Extracted data entries
"""

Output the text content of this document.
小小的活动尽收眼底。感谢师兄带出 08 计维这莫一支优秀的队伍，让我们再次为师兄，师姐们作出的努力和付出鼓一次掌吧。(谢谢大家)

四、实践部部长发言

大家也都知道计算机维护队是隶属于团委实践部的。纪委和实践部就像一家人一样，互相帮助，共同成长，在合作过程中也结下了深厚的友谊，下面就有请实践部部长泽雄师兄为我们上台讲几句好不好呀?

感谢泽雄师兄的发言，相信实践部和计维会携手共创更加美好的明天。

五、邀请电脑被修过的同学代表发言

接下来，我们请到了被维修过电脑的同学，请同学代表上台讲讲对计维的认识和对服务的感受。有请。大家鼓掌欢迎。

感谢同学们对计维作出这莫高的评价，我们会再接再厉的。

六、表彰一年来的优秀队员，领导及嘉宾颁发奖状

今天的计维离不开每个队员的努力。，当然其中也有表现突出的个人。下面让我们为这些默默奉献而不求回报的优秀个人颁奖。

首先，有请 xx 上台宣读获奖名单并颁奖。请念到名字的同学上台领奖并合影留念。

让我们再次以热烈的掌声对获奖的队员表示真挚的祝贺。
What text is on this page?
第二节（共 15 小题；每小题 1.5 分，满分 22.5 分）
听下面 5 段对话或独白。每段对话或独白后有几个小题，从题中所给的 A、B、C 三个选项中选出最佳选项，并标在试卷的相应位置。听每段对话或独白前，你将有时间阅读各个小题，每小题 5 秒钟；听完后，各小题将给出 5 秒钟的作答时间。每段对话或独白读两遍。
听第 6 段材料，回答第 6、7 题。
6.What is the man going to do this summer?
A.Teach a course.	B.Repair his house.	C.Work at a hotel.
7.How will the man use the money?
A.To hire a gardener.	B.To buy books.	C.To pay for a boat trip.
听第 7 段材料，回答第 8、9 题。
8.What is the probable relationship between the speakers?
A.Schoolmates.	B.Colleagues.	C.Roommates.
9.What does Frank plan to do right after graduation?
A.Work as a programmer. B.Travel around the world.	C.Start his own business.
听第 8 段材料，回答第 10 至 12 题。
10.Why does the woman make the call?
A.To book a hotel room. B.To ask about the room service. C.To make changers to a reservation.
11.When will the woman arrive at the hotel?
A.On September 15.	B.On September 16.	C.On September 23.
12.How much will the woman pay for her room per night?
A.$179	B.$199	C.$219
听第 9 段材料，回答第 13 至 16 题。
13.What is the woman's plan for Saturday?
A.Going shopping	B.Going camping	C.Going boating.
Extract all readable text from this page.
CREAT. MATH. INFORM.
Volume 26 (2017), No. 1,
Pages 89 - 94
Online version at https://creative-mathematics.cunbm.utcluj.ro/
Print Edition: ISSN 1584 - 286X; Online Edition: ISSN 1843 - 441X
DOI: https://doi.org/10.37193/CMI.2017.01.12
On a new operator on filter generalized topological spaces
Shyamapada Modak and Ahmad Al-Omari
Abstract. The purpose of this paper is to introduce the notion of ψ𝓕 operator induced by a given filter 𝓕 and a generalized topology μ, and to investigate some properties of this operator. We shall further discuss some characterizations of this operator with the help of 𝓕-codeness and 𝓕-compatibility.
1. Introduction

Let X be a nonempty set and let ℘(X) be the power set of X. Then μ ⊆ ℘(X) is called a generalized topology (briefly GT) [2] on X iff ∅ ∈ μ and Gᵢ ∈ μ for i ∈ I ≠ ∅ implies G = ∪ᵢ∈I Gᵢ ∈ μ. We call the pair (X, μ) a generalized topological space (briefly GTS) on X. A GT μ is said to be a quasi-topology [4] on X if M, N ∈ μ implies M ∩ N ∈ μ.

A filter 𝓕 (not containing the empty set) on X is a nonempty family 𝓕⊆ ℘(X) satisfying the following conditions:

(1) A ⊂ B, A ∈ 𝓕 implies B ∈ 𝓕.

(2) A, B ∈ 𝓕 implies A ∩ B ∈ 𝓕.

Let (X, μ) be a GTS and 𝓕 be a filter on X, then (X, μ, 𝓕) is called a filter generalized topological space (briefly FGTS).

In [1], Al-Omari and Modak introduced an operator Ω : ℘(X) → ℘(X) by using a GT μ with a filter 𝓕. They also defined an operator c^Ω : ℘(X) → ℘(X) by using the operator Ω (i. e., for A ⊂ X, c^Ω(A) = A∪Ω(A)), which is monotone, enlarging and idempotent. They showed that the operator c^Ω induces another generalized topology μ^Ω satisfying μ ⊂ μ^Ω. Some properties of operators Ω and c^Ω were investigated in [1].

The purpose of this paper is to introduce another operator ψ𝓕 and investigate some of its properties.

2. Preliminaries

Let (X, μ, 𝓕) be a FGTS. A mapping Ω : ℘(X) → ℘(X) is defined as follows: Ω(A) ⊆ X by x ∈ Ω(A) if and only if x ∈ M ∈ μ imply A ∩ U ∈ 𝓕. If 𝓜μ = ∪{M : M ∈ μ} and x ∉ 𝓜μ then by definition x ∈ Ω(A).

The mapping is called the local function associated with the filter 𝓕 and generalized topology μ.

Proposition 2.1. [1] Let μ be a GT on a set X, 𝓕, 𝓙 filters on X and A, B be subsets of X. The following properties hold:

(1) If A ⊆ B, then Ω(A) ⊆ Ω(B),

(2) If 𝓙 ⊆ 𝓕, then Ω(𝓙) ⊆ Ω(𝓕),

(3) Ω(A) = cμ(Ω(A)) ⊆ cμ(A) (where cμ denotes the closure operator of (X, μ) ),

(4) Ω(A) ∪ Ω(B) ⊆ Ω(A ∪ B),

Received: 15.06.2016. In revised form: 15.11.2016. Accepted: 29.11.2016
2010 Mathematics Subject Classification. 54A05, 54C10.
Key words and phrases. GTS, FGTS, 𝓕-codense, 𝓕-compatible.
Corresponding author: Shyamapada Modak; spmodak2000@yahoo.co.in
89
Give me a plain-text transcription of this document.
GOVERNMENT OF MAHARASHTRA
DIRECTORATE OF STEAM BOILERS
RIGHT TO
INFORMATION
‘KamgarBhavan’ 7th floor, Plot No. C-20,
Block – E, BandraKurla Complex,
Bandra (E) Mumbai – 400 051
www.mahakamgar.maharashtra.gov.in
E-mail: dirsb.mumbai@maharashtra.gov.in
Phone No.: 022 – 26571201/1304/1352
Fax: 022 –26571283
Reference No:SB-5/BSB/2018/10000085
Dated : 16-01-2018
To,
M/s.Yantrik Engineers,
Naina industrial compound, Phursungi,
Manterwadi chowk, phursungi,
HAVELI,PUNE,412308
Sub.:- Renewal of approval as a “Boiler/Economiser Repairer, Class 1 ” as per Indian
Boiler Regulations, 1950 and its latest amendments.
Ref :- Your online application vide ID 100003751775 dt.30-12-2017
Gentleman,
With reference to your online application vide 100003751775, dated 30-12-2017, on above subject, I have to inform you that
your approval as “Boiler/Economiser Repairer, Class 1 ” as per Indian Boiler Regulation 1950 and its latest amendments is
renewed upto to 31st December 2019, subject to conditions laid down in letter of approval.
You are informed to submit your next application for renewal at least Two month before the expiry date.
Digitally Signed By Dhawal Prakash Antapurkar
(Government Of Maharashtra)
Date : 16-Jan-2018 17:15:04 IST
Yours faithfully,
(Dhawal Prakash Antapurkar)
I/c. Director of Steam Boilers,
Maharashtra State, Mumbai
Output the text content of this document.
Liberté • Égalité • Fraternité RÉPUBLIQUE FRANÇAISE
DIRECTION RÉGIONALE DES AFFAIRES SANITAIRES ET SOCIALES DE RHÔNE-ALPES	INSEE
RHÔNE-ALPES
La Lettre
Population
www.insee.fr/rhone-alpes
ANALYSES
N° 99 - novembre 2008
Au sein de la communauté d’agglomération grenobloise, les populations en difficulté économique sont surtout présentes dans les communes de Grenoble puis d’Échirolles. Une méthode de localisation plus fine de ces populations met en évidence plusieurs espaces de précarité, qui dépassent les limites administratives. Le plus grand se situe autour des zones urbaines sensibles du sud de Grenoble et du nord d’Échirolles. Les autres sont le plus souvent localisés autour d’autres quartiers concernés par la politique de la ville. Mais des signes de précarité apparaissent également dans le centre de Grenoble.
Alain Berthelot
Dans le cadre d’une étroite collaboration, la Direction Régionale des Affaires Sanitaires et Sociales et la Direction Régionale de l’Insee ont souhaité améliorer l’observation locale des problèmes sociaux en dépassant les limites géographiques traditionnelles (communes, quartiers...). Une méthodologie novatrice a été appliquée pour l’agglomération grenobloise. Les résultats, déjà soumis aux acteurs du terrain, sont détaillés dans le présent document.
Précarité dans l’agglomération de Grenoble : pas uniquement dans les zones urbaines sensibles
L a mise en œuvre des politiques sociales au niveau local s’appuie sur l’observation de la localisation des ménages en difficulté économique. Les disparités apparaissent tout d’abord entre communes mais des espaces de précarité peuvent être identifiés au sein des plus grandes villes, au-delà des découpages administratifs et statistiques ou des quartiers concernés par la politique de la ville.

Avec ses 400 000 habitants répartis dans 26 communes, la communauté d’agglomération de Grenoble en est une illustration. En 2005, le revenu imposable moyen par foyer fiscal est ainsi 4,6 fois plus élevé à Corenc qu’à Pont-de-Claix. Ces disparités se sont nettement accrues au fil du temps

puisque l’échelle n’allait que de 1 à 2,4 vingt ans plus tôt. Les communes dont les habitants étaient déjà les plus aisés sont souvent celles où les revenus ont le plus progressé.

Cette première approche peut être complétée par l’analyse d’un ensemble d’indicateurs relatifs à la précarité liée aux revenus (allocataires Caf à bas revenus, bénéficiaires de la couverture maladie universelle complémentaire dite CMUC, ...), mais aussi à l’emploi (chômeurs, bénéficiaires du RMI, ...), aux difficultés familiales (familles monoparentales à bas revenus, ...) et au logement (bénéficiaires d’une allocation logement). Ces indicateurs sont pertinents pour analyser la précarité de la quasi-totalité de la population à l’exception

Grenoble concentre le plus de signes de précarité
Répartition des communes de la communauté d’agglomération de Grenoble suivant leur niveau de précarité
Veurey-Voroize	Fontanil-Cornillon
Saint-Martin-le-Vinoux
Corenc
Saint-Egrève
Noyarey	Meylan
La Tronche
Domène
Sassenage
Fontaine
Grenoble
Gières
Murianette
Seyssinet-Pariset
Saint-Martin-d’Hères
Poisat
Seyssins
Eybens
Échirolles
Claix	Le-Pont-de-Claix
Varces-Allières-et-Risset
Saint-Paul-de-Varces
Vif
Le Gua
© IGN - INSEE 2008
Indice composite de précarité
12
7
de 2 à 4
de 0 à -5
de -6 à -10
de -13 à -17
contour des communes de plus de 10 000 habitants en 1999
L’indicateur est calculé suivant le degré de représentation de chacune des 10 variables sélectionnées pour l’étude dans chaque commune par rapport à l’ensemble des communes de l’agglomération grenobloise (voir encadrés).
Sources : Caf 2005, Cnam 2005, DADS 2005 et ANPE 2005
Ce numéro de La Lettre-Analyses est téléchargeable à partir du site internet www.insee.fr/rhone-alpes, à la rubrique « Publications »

"""

Prompt: Determine the number of lines containing "another". Write only that number.

Written response: 2